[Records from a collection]
* Begin *

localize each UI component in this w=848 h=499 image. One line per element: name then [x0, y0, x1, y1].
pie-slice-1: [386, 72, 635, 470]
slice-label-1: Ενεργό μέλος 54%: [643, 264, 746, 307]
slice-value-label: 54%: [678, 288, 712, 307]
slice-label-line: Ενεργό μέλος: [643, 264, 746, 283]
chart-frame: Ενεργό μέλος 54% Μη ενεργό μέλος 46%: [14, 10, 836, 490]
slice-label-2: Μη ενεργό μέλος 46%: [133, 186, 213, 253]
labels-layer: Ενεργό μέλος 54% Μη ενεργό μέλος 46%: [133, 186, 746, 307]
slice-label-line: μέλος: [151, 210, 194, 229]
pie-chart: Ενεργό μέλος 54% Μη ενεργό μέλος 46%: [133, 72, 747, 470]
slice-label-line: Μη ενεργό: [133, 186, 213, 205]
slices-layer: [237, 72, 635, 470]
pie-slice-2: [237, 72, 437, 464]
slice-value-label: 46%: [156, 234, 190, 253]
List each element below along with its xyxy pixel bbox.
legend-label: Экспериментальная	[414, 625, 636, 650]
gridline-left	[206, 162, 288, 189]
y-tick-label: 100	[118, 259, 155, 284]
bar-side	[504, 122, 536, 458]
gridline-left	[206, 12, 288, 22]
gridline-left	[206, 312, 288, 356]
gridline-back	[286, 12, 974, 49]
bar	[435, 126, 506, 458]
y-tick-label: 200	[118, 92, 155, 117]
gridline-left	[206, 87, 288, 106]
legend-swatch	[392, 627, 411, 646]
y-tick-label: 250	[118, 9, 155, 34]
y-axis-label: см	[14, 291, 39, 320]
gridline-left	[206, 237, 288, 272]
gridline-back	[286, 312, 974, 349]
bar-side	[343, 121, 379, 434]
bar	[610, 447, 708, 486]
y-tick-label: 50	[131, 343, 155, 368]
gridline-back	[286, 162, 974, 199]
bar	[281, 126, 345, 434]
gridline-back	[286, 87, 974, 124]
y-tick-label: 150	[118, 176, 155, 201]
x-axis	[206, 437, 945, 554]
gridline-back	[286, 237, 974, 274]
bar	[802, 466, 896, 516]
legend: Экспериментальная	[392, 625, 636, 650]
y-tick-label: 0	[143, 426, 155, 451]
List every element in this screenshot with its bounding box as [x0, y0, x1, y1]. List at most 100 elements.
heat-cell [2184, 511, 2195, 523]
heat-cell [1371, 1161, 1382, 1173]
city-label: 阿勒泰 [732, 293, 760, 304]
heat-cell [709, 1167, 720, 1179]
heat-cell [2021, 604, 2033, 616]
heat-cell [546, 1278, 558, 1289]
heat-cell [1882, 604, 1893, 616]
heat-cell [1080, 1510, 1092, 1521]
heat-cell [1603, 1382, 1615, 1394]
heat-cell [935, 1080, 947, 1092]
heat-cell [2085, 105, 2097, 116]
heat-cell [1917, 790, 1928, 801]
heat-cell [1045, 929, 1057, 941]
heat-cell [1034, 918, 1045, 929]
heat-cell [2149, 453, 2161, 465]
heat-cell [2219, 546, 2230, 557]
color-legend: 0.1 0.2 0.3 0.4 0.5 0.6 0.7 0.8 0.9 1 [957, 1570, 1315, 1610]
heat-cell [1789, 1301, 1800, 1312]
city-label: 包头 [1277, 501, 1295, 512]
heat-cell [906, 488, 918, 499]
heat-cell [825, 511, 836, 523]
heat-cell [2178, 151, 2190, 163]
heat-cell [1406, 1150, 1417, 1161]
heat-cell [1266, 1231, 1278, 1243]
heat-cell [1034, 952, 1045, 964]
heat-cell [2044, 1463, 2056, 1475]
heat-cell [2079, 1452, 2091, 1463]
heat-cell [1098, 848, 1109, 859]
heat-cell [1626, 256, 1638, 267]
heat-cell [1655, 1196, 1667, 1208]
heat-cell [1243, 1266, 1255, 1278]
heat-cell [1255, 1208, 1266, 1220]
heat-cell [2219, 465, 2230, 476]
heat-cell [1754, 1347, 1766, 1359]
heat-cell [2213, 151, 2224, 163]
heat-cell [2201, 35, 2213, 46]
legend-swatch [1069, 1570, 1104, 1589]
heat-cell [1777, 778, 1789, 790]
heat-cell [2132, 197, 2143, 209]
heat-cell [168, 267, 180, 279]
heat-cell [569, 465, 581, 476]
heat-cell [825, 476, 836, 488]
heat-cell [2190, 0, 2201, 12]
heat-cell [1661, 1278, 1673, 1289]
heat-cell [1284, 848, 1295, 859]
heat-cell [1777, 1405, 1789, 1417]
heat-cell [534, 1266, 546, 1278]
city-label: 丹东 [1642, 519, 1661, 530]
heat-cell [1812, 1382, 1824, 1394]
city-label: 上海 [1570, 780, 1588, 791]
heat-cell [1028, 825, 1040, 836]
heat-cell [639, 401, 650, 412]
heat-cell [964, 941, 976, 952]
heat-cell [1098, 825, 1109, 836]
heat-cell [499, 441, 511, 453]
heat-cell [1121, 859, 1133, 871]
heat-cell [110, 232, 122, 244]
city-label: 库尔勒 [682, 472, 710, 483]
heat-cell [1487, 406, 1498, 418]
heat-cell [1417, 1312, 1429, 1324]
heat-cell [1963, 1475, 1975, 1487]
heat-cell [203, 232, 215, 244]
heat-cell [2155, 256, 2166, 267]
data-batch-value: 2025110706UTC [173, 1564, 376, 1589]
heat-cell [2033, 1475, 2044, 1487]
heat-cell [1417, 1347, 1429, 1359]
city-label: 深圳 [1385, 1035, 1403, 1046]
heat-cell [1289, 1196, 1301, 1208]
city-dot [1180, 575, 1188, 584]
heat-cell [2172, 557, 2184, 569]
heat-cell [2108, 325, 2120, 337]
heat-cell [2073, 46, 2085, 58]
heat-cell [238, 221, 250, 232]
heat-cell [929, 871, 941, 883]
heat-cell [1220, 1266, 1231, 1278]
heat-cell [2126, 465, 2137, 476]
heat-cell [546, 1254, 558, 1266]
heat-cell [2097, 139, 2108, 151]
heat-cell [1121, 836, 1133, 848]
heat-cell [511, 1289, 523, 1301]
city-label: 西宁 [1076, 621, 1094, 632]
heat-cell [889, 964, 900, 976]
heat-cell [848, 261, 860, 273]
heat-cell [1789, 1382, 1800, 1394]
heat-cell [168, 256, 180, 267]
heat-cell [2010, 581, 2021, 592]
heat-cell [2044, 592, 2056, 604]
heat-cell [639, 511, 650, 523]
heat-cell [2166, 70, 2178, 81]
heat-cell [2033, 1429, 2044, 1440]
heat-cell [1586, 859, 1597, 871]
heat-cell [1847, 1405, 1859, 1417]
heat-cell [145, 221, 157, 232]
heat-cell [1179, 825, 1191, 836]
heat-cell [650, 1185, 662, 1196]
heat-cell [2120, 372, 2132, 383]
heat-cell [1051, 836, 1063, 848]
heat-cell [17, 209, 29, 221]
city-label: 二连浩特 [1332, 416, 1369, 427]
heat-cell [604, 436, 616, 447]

* End *

● Work instructions: Recast as a numbered list the lines from the start of the records through the line containing "heat-cell [2085, 105, 2097, 116]", both ends included, and omit any blank lines.

● Output of the exercise:
1. localize each UI component in this w=848 h=499 image. One line per element: name then [x0, y0, x1, y1].
2. pie-slice-1: [386, 72, 635, 470]
3. slice-label-1: Ενεργό μέλος 54%: [643, 264, 746, 307]
4. slice-value-label: 54%: [678, 288, 712, 307]
5. slice-label-line: Ενεργό μέλος: [643, 264, 746, 283]
6. chart-frame: Ενεργό μέλος 54% Μη ενεργό μέλος 46%: [14, 10, 836, 490]
7. slice-label-2: Μη ενεργό μέλος 46%: [133, 186, 213, 253]
8. labels-layer: Ενεργό μέλος 54% Μη ενεργό μέλος 46%: [133, 186, 746, 307]
9. slice-label-line: μέλος: [151, 210, 194, 229]
10. pie-chart: Ενεργό μέλος 54% Μη ενεργό μέλος 46%: [133, 72, 747, 470]
11. slice-label-line: Μη ενεργό: [133, 186, 213, 205]
12. slices-layer: [237, 72, 635, 470]
13. pie-slice-2: [237, 72, 437, 464]
14. slice-value-label: 46%: [156, 234, 190, 253]
15. List each element below along with its xyxy pixel bbox.
16. legend-label: Экспериментальная	[414, 625, 636, 650]
17. gridline-left	[206, 162, 288, 189]
18. y-tick-label: 100	[118, 259, 155, 284]
19. bar-side	[504, 122, 536, 458]
20. gridline-left	[206, 12, 288, 22]
21. gridline-left	[206, 312, 288, 356]
22. gridline-back	[286, 12, 974, 49]
23. bar	[435, 126, 506, 458]
24. y-tick-label: 200	[118, 92, 155, 117]
25. gridline-left	[206, 87, 288, 106]
26. legend-swatch	[392, 627, 411, 646]
27. y-tick-label: 250	[118, 9, 155, 34]
28. y-axis-label: см	[14, 291, 39, 320]
29. gridline-left	[206, 237, 288, 272]
30. gridline-back	[286, 312, 974, 349]
31. bar-side	[343, 121, 379, 434]
32. bar	[610, 447, 708, 486]
33. y-tick-label: 50	[131, 343, 155, 368]
34. gridline-back	[286, 162, 974, 199]
35. bar	[281, 126, 345, 434]
36. gridline-back	[286, 87, 974, 124]
37. y-tick-label: 150	[118, 176, 155, 201]
38. x-axis	[206, 437, 945, 554]
39. gridline-back	[286, 237, 974, 274]
40. bar	[802, 466, 896, 516]
41. legend: Экспериментальная	[392, 625, 636, 650]
42. y-tick-label: 0	[143, 426, 155, 451]
43. List every element in this screenshot with its bounding box as [x0, y0, x1, y1]. List at most 100 elements.
44. heat-cell [2184, 511, 2195, 523]
45. heat-cell [1371, 1161, 1382, 1173]
46. city-label: 阿勒泰 [732, 293, 760, 304]
47. heat-cell [709, 1167, 720, 1179]
48. heat-cell [2021, 604, 2033, 616]
49. heat-cell [546, 1278, 558, 1289]
50. heat-cell [1882, 604, 1893, 616]
51. heat-cell [1080, 1510, 1092, 1521]
52. heat-cell [1603, 1382, 1615, 1394]
53. heat-cell [935, 1080, 947, 1092]
54. heat-cell [2085, 105, 2097, 116]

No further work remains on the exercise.